* Your task: Gather the lines that hold the string "icon".

+ + + + +

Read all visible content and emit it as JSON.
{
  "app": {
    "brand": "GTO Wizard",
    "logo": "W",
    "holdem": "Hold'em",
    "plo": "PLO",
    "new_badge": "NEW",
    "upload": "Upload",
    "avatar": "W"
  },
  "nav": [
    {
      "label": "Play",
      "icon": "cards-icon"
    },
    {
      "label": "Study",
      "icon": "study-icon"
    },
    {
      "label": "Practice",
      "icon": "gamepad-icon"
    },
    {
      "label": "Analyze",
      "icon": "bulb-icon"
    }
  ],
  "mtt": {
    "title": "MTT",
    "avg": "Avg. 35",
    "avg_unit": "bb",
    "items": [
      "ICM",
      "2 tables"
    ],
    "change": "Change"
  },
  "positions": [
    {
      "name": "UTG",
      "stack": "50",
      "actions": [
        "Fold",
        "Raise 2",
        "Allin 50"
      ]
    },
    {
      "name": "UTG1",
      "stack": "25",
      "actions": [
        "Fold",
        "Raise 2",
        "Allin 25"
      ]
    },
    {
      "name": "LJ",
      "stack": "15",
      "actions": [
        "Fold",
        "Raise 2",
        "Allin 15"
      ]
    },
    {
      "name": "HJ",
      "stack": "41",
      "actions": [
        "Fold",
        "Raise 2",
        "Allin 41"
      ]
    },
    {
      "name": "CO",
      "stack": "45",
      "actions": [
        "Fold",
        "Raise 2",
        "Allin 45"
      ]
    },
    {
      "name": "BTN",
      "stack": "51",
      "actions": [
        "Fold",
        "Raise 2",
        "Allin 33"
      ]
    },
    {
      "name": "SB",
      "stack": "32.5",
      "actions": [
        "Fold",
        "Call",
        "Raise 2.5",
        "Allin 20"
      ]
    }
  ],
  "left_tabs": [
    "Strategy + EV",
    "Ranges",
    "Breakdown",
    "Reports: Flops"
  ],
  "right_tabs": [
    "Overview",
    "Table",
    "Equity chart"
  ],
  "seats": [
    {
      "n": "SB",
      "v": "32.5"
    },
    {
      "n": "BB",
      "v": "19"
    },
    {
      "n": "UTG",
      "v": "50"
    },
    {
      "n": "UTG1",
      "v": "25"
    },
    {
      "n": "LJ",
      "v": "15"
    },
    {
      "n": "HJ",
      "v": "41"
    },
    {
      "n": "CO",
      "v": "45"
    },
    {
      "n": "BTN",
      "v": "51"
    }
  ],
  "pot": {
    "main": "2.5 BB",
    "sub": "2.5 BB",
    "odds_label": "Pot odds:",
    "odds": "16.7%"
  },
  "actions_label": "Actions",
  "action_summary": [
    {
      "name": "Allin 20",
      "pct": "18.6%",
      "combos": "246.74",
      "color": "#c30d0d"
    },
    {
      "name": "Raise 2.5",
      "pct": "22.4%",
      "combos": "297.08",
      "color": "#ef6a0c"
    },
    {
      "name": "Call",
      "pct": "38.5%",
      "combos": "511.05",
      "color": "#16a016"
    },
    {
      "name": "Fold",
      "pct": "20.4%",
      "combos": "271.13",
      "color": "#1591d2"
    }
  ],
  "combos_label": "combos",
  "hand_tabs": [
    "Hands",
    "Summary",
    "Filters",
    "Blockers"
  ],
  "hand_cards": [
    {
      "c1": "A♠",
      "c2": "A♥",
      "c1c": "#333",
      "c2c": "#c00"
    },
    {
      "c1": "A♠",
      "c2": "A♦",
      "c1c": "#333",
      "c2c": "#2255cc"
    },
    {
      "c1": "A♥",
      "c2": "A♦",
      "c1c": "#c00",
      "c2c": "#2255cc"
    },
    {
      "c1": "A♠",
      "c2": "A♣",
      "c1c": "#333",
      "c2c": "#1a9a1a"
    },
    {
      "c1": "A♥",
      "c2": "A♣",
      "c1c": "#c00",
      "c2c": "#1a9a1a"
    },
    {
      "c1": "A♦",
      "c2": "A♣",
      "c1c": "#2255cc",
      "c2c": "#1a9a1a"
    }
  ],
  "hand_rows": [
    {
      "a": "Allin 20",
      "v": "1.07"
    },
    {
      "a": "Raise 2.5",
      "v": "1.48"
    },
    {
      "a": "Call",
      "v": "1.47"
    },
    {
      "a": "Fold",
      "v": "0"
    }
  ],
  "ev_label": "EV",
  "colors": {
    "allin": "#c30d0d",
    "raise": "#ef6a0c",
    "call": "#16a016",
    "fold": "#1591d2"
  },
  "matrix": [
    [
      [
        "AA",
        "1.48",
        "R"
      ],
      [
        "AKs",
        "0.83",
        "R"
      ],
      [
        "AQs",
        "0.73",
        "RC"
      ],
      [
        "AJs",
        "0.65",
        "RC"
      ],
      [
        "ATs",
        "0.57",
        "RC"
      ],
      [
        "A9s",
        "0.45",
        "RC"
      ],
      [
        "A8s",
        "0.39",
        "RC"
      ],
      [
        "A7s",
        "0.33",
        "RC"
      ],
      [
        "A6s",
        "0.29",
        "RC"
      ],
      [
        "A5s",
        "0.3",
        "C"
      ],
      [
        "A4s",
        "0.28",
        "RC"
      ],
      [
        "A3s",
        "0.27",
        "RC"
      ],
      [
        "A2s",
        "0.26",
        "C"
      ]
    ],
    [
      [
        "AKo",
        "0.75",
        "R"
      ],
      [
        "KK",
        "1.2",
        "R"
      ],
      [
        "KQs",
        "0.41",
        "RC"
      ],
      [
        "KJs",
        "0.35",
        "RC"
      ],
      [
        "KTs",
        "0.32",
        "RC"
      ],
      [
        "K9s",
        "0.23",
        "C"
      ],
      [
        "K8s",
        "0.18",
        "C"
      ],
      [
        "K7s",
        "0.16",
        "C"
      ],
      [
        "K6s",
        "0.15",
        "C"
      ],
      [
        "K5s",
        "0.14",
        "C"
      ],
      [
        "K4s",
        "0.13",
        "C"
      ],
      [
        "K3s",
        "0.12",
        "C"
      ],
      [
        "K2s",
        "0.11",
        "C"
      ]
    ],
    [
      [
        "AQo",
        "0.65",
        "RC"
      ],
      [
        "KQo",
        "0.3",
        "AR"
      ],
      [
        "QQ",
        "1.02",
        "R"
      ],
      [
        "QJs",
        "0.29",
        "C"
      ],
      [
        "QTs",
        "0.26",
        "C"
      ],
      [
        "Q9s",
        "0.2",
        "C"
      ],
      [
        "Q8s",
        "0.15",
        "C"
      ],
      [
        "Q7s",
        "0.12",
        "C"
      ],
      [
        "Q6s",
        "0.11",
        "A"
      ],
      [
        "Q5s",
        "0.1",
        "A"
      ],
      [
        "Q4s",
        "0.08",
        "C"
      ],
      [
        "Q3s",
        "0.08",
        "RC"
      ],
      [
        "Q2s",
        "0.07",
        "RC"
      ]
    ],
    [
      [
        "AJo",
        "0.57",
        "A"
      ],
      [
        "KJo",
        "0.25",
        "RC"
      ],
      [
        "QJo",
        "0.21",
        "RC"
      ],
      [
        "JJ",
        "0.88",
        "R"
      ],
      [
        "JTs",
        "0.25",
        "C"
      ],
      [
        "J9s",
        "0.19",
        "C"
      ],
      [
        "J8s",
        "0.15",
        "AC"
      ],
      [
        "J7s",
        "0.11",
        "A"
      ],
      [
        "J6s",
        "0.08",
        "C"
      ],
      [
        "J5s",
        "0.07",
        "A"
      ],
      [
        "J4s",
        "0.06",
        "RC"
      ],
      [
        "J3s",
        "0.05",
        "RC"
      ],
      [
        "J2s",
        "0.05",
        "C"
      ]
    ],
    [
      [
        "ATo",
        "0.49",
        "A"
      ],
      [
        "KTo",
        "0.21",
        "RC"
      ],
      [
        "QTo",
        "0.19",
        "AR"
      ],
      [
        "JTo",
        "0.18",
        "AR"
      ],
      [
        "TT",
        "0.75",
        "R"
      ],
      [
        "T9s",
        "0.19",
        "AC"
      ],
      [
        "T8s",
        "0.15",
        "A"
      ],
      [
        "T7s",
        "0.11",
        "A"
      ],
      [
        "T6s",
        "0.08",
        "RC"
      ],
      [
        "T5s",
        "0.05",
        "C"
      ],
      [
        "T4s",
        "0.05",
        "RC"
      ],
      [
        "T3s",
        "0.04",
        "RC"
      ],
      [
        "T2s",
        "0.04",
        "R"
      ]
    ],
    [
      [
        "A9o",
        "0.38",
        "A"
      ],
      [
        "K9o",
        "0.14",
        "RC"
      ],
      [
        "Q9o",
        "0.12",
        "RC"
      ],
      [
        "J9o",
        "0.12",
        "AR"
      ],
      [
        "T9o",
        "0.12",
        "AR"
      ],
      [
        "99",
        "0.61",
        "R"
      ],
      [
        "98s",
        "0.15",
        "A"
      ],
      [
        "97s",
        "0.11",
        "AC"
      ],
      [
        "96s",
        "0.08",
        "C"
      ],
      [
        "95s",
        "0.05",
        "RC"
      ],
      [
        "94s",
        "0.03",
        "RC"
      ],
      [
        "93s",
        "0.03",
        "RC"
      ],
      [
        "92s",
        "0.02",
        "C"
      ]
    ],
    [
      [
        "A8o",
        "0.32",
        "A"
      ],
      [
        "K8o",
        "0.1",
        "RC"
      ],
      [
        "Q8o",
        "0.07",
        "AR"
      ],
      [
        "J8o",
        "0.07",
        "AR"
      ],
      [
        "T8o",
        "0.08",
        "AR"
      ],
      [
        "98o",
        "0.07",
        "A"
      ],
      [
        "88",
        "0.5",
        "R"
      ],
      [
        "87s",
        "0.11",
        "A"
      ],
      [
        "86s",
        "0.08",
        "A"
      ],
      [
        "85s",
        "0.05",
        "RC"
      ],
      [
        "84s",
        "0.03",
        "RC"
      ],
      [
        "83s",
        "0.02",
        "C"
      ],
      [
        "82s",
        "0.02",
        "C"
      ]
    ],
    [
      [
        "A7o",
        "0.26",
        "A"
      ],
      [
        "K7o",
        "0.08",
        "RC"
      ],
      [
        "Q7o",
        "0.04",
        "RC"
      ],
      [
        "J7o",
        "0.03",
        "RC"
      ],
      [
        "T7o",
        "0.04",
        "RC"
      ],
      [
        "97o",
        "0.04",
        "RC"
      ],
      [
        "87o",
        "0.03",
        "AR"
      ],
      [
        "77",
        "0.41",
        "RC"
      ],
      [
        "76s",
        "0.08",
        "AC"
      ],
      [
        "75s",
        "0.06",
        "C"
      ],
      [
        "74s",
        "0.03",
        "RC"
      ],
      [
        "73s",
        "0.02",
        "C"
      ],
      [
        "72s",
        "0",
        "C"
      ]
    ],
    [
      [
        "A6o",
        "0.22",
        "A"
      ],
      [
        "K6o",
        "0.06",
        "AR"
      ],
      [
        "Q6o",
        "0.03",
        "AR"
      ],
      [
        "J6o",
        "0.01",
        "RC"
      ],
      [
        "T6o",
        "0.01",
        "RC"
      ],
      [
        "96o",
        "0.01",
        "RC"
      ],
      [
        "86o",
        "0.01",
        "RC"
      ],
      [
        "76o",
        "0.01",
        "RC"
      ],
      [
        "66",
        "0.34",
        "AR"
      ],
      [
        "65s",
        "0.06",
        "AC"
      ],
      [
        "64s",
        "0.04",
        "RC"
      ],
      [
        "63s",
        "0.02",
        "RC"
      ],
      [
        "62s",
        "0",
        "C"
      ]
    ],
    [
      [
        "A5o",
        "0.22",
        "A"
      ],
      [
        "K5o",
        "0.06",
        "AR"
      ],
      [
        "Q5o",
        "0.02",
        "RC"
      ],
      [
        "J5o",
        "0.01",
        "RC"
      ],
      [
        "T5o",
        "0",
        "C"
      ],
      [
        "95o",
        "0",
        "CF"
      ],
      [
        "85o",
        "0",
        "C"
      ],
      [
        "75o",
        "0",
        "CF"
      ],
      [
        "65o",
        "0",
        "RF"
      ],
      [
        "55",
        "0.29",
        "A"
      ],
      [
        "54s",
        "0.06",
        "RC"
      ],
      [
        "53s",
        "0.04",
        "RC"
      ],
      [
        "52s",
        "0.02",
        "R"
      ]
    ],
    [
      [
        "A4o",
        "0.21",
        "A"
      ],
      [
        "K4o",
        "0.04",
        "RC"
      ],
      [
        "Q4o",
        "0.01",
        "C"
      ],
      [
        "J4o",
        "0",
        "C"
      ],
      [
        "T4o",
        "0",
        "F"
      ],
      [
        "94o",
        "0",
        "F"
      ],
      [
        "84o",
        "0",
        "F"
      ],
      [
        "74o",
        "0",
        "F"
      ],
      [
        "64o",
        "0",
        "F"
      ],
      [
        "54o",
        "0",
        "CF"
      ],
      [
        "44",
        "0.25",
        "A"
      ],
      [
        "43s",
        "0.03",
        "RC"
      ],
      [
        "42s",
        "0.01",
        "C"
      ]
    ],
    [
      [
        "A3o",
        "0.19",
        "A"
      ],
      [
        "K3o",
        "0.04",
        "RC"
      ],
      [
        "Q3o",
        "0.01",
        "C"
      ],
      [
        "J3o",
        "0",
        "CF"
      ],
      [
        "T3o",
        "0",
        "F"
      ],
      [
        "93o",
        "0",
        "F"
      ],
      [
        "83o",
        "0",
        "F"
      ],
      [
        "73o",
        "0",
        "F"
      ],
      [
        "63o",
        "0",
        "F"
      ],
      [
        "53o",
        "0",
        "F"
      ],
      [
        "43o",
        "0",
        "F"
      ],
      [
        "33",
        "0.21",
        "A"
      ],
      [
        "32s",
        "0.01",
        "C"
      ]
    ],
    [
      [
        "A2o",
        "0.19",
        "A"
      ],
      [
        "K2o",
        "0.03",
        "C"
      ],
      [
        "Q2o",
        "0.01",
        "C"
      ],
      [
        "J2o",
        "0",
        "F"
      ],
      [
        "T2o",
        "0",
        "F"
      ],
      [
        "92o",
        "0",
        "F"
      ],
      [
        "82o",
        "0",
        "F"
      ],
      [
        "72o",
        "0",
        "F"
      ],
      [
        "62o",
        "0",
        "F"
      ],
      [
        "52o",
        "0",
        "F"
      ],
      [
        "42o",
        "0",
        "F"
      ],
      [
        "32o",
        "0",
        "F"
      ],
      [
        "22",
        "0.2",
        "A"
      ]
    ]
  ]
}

+ + + + +

* Output below:
      "icon": "cards-icon"
      "icon": "study-icon"
      "icon": "gamepad-icon"
      "icon": "bulb-icon"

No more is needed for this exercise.